## Objetivo
Duplica todas las líneas que siguen sin alterar ningún carácter.

#### Datos a procesar

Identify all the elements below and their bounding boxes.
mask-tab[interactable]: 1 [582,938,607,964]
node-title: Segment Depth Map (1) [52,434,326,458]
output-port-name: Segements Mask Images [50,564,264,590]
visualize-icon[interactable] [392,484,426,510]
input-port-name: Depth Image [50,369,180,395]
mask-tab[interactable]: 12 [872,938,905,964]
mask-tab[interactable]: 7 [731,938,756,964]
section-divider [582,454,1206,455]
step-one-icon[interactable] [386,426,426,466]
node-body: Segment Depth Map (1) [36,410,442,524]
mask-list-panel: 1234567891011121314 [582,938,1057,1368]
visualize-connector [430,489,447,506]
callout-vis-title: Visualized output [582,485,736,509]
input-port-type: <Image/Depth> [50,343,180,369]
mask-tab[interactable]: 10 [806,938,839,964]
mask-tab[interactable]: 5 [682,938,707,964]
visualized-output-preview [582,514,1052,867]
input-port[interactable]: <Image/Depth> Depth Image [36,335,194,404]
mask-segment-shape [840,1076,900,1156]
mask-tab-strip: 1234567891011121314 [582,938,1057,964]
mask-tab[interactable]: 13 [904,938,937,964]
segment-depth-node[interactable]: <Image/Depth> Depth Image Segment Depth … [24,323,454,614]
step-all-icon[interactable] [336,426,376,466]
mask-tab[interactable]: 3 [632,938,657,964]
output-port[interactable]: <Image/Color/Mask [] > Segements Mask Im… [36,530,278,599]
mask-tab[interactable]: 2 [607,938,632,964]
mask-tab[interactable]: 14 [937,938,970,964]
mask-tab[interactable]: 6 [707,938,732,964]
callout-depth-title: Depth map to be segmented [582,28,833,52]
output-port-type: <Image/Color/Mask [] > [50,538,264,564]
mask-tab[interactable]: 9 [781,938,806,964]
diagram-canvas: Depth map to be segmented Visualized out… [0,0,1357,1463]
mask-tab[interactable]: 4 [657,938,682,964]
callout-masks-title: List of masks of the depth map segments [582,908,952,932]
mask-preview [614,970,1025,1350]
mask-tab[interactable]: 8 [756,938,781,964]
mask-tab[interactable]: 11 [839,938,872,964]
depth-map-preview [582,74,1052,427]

########

## Tarea completada
Identify all the elements below and their bounding boxes.
mask-tab[interactable]: 1 [582,938,607,964]
node-title: Segment Depth Map (1) [52,434,326,458]
output-port-name: Segements Mask Images [50,564,264,590]
visualize-icon[interactable] [392,484,426,510]
input-port-name: Depth Image [50,369,180,395]
mask-tab[interactable]: 12 [872,938,905,964]
mask-tab[interactable]: 7 [731,938,756,964]
section-divider [582,454,1206,455]
step-one-icon[interactable] [386,426,426,466]
node-body: Segment Depth Map (1) [36,410,442,524]
mask-list-panel: 1234567891011121314 [582,938,1057,1368]
visualize-connector [430,489,447,506]
callout-vis-title: Visualized output [582,485,736,509]
input-port-type: <Image/Depth> [50,343,180,369]
mask-tab[interactable]: 10 [806,938,839,964]
mask-tab[interactable]: 5 [682,938,707,964]
visualized-output-preview [582,514,1052,867]
input-port[interactable]: <Image/Depth> Depth Image [36,335,194,404]
mask-segment-shape [840,1076,900,1156]
mask-tab-strip: 1234567891011121314 [582,938,1057,964]
mask-tab[interactable]: 13 [904,938,937,964]
segment-depth-node[interactable]: <Image/Depth> Depth Image Segment Depth … [24,323,454,614]
step-all-icon[interactable] [336,426,376,466]
mask-tab[interactable]: 3 [632,938,657,964]
output-port[interactable]: <Image/Color/Mask [] > Segements Mask Im… [36,530,278,599]
mask-tab[interactable]: 2 [607,938,632,964]
mask-tab[interactable]: 14 [937,938,970,964]
mask-tab[interactable]: 6 [707,938,732,964]
callout-depth-title: Depth map to be segmented [582,28,833,52]
output-port-type: <Image/Color/Mask [] > [50,538,264,564]
mask-tab[interactable]: 9 [781,938,806,964]
diagram-canvas: Depth map to be segmented Visualized out… [0,0,1357,1463]
mask-tab[interactable]: 4 [657,938,682,964]
callout-masks-title: List of masks of the depth map segments [582,908,952,932]
mask-preview [614,970,1025,1350]
mask-tab[interactable]: 8 [756,938,781,964]
mask-tab[interactable]: 11 [839,938,872,964]
depth-map-preview [582,74,1052,427]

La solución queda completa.